▶ **Problem details**
All of the records below should be output exactly.

Figure data in JSON
####
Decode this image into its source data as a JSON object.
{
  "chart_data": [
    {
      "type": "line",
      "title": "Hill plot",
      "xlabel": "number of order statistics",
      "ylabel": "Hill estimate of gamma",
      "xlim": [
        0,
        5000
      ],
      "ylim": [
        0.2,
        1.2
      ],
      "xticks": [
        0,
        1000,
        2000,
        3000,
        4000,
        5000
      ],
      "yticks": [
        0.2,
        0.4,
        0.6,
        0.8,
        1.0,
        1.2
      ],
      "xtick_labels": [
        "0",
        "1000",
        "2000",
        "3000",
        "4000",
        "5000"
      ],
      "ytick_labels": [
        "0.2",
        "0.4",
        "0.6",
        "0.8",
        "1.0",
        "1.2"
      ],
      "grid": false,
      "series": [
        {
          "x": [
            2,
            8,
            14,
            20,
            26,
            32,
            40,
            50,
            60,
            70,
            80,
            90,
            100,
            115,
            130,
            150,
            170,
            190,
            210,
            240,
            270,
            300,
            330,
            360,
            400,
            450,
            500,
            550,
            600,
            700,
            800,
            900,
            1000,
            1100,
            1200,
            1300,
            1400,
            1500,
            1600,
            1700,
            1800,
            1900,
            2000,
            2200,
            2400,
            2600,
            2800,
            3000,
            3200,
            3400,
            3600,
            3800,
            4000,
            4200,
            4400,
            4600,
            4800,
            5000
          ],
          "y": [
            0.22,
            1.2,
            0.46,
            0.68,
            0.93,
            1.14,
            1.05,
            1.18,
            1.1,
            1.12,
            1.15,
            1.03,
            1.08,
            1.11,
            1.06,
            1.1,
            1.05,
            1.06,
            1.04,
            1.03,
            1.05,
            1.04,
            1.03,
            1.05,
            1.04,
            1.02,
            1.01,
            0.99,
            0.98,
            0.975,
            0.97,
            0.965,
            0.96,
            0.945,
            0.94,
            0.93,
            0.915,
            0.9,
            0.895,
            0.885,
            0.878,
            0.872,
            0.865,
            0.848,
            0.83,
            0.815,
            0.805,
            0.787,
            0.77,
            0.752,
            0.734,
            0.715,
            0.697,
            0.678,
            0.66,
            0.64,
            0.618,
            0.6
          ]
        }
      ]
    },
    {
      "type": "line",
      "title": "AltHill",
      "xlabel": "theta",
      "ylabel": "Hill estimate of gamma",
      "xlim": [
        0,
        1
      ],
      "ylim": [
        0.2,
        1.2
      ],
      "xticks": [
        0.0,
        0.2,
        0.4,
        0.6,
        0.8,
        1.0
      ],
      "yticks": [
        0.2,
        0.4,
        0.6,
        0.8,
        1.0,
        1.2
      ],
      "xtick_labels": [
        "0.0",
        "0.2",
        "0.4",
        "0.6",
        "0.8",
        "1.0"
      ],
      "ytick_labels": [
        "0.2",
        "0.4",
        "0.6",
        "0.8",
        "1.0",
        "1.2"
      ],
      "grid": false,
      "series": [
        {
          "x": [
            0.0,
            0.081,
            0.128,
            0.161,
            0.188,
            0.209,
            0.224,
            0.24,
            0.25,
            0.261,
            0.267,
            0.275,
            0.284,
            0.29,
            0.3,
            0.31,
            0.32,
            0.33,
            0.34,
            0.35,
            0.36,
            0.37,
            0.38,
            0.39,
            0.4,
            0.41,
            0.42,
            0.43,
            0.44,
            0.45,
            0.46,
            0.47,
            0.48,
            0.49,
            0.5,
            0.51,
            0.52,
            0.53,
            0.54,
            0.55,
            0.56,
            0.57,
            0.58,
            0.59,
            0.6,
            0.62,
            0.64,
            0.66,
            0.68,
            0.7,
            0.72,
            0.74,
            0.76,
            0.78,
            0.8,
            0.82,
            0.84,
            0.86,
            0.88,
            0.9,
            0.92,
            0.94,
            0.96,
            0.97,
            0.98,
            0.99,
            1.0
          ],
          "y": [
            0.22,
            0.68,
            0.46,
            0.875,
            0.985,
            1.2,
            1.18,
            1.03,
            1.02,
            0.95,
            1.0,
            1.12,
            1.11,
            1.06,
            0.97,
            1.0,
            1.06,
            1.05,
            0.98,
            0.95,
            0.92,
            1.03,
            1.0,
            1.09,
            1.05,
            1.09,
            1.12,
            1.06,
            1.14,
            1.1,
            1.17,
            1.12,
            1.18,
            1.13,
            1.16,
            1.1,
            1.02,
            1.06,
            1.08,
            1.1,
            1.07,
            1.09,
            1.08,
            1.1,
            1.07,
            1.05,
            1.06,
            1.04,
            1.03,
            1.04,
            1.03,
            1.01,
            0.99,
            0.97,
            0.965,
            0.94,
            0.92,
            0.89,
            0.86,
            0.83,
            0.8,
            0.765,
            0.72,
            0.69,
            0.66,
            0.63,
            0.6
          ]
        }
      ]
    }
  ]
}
####
▶ **Written response**
Decode this image into its source data as a JSON object.
{
  "chart_data": [
    {
      "type": "line",
      "title": "Hill plot",
      "xlabel": "number of order statistics",
      "ylabel": "Hill estimate of gamma",
      "xlim": [
        0,
        5000
      ],
      "ylim": [
        0.2,
        1.2
      ],
      "xticks": [
        0,
        1000,
        2000,
        3000,
        4000,
        5000
      ],
      "yticks": [
        0.2,
        0.4,
        0.6,
        0.8,
        1.0,
        1.2
      ],
      "xtick_labels": [
        "0",
        "1000",
        "2000",
        "3000",
        "4000",
        "5000"
      ],
      "ytick_labels": [
        "0.2",
        "0.4",
        "0.6",
        "0.8",
        "1.0",
        "1.2"
      ],
      "grid": false,
      "series": [
        {
          "x": [
            2,
            8,
            14,
            20,
            26,
            32,
            40,
            50,
            60,
            70,
            80,
            90,
            100,
            115,
            130,
            150,
            170,
            190,
            210,
            240,
            270,
            300,
            330,
            360,
            400,
            450,
            500,
            550,
            600,
            700,
            800,
            900,
            1000,
            1100,
            1200,
            1300,
            1400,
            1500,
            1600,
            1700,
            1800,
            1900,
            2000,
            2200,
            2400,
            2600,
            2800,
            3000,
            3200,
            3400,
            3600,
            3800,
            4000,
            4200,
            4400,
            4600,
            4800,
            5000
          ],
          "y": [
            0.22,
            1.2,
            0.46,
            0.68,
            0.93,
            1.14,
            1.05,
            1.18,
            1.1,
            1.12,
            1.15,
            1.03,
            1.08,
            1.11,
            1.06,
            1.1,
            1.05,
            1.06,
            1.04,
            1.03,
            1.05,
            1.04,
            1.03,
            1.05,
            1.04,
            1.02,
            1.01,
            0.99,
            0.98,
            0.975,
            0.97,
            0.965,
            0.96,
            0.945,
            0.94,
            0.93,
            0.915,
            0.9,
            0.895,
            0.885,
            0.878,
            0.872,
            0.865,
            0.848,
            0.83,
            0.815,
            0.805,
            0.787,
            0.77,
            0.752,
            0.734,
            0.715,
            0.697,
            0.678,
            0.66,
            0.64,
            0.618,
            0.6
          ]
        }
      ]
    },
    {
      "type": "line",
      "title": "AltHill",
      "xlabel": "theta",
      "ylabel": "Hill estimate of gamma",
      "xlim": [
        0,
        1
      ],
      "ylim": [
        0.2,
        1.2
      ],
      "xticks": [
        0.0,
        0.2,
        0.4,
        0.6,
        0.8,
        1.0
      ],
      "yticks": [
        0.2,
        0.4,
        0.6,
        0.8,
        1.0,
        1.2
      ],
      "xtick_labels": [
        "0.0",
        "0.2",
        "0.4",
        "0.6",
        "0.8",
        "1.0"
      ],
      "ytick_labels": [
        "0.2",
        "0.4",
        "0.6",
        "0.8",
        "1.0",
        "1.2"
      ],
      "grid": false,
      "series": [
        {
          "x": [
            0.0,
            0.081,
            0.128,
            0.161,
            0.188,
            0.209,
            0.224,
            0.24,
            0.25,
            0.261,
            0.267,
            0.275,
            0.284,
            0.29,
            0.3,
            0.31,
            0.32,
            0.33,
            0.34,
            0.35,
            0.36,
            0.37,
            0.38,
            0.39,
            0.4,
            0.41,
            0.42,
            0.43,
            0.44,
            0.45,
            0.46,
            0.47,
            0.48,
            0.49,
            0.5,
            0.51,
            0.52,
            0.53,
            0.54,
            0.55,
            0.56,
            0.57,
            0.58,
            0.59,
            0.6,
            0.62,
            0.64,
            0.66,
            0.68,
            0.7,
            0.72,
            0.74,
            0.76,
            0.78,
            0.8,
            0.82,
            0.84,
            0.86,
            0.88,
            0.9,
            0.92,
            0.94,
            0.96,
            0.97,
            0.98,
            0.99,
            1.0
          ],
          "y": [
            0.22,
            0.68,
            0.46,
            0.875,
            0.985,
            1.2,
            1.18,
            1.03,
            1.02,
            0.95,
            1.0,
            1.12,
            1.11,
            1.06,
            0.97,
            1.0,
            1.06,
            1.05,
            0.98,
            0.95,
            0.92,
            1.03,
            1.0,
            1.09,
            1.05,
            1.09,
            1.12,
            1.06,
            1.14,
            1.1,
            1.17,
            1.12,
            1.18,
            1.13,
            1.16,
            1.1,
            1.02,
            1.06,
            1.08,
            1.1,
            1.07,
            1.09,
            1.08,
            1.1,
            1.07,
            1.05,
            1.06,
            1.04,
            1.03,
            1.04,
            1.03,
            1.01,
            0.99,
            0.97,
            0.965,
            0.94,
            0.92,
            0.89,
            0.86,
            0.83,
            0.8,
            0.765,
            0.72,
            0.69,
            0.66,
            0.63,
            0.6
          ]
        }
      ]
    }
  ]
}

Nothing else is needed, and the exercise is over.